◆ Dataset entries:
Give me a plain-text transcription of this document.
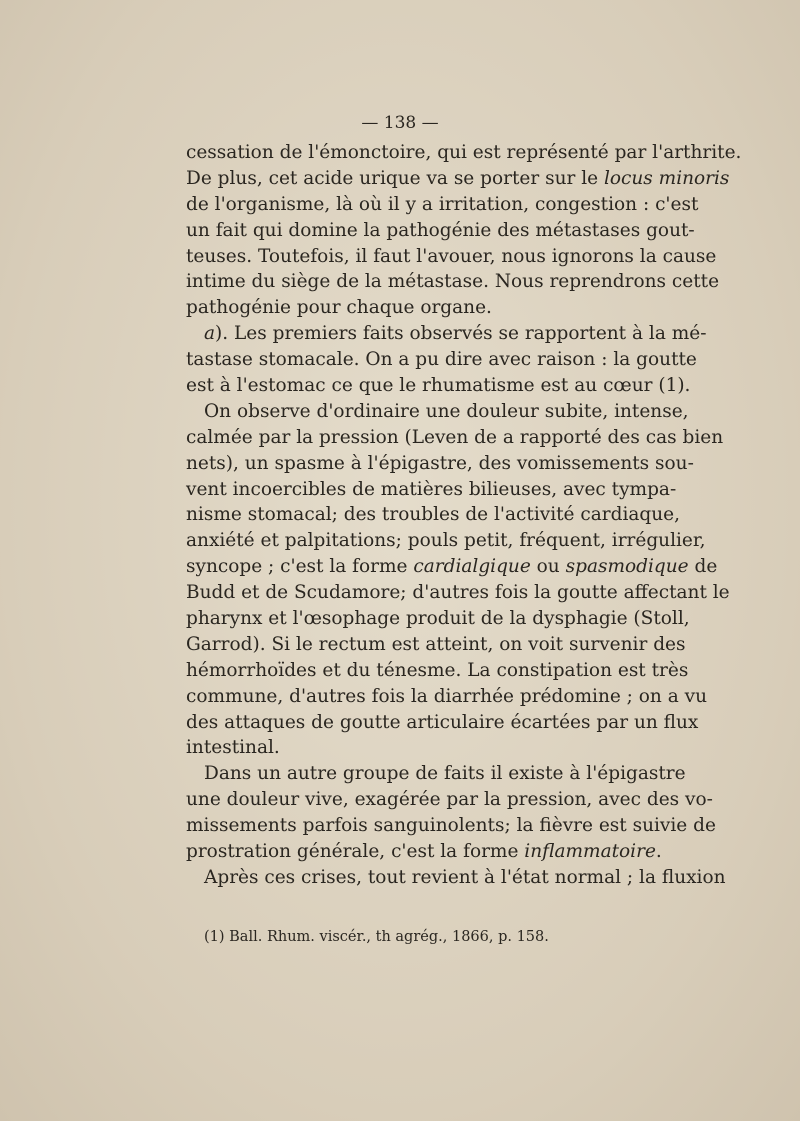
— 138 —
cessation de l'émonctoire, qui est représenté par l'arthrite.
De plus, cet acide urique va se porter sur le locus minoris
de l'organisme, là où il y a irritation, congestion : c'est
un fait qui domine la pathogénie des métastases gout-
teuses. Toutefois, il faut l'avouer, nous ignorons la cause
intime du siège de la métastase. Nous reprendrons cette
pathogénie pour chaque organe.
a). Les premiers faits observés se rapportent à la mé-
tastase stomacale. On a pu dire avec raison : la goutte
est à l'estomac ce que le rhumatisme est au cœur (1).
On observe d'ordinaire une douleur subite, intense,
calmée par la pression (Leven de a rapporté des cas bien
nets), un spasme à l'épigastre, des vomissements sou-
vent incoercibles de matières bilieuses, avec tympa-
nisme stomacal; des troubles de l'activité cardiaque,
anxiété et palpitations; pouls petit, fréquent, irrégulier,
syncope ; c'est la forme cardialgique ou spasmodique de
Budd et de Scudamore; d'autres fois la goutte affectant le
pharynx et l'œsophage produit de la dysphagie (Stoll,
Garrod). Si le rectum est atteint, on voit survenir des
hémorrhoïdes et du ténesme. La constipation est très
commune, d'autres fois la diarrhée prédomine ; on a vu
des attaques de goutte articulaire écartées par un flux
intestinal.
Dans un autre groupe de faits il existe à l'épigastre
une douleur vive, exagérée par la pression, avec des vo-
missements parfois sanguinolents; la fièvre est suivie de
prostration générale, c'est la forme inflammatoire.
Après ces crises, tout revient à l'état normal ; la fluxion
(1) Ball. Rhum. viscér., th agrég., 1866, p. 158.
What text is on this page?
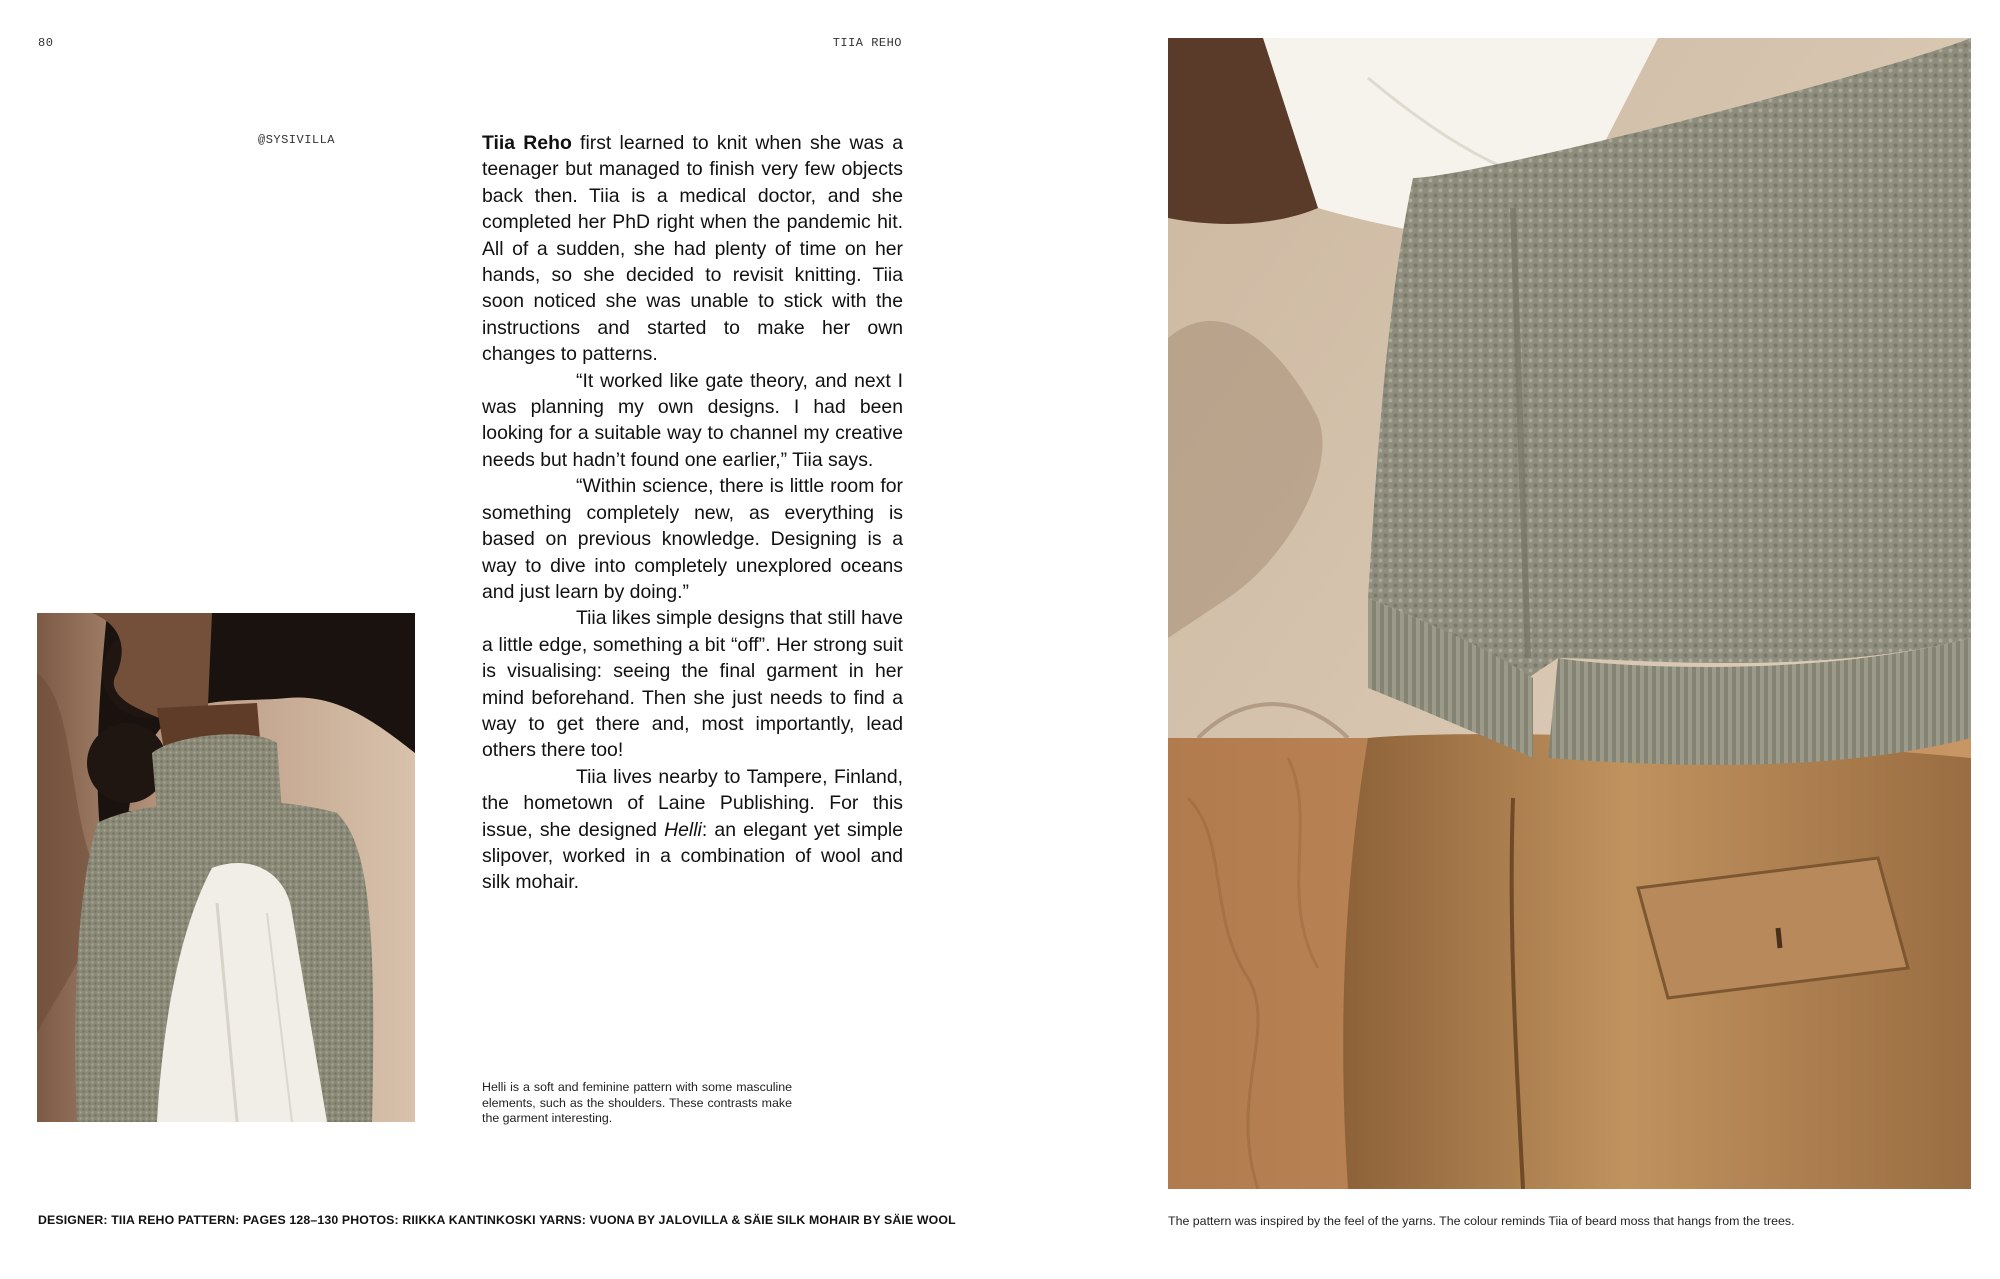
80	TIIA REHO
@SYSIVILLA	Tiia Reho first learned to knit when she was a teenager but managed to finish very few objects back then. Tiia is a medical doctor, and she completed her PhD right when the pandemic hit. All of a sudden, she had plenty of time on her hands, so she decided to revisit knitting. Tiia soon noticed she was unable to stick with the instructions and started to make her own changes to patterns.

“It worked like gate theory, and next I was planning my own designs. I had been looking for a suitable way to channel my creative needs but hadn’t found one earlier,” Tiia says.

“Within science, there is little room for something completely new, as everything is based on previous knowledge. Designing is a way to dive into completely unexplored oceans and just learn by doing.”

Tiia likes simple designs that still have a little edge, something a bit “off”. Her strong suit is visualising: seeing the final garment in her mind beforehand. Then she just needs to find a way to get there and, most importantly, lead others there too!

Tiia lives nearby to Tampere, Finland, the hometown of Laine Publishing. For this issue, she designed Helli: an elegant yet simple slipover, worked in a combination of wool and silk mohair.

Helli is a soft and feminine pattern with some masculine elements, such as the shoulders. These contrasts make the garment interesting.
DESIGNER: TIIA REHO PATTERN: PAGES 128–130 PHOTOS: RIIKKA KANTINKOSKI YARNS: VUONA BY JALOVILLA & SÄIE SILK MOHAIR BY SÄIE WOOL	The pattern was inspired by the feel of the yarns. The colour reminds Tiia of beard moss that hangs from the trees.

◆ Set problem:
Among the entries above, how many lines include the word "Helli"? Give the number with no comment.

◆ The result:
2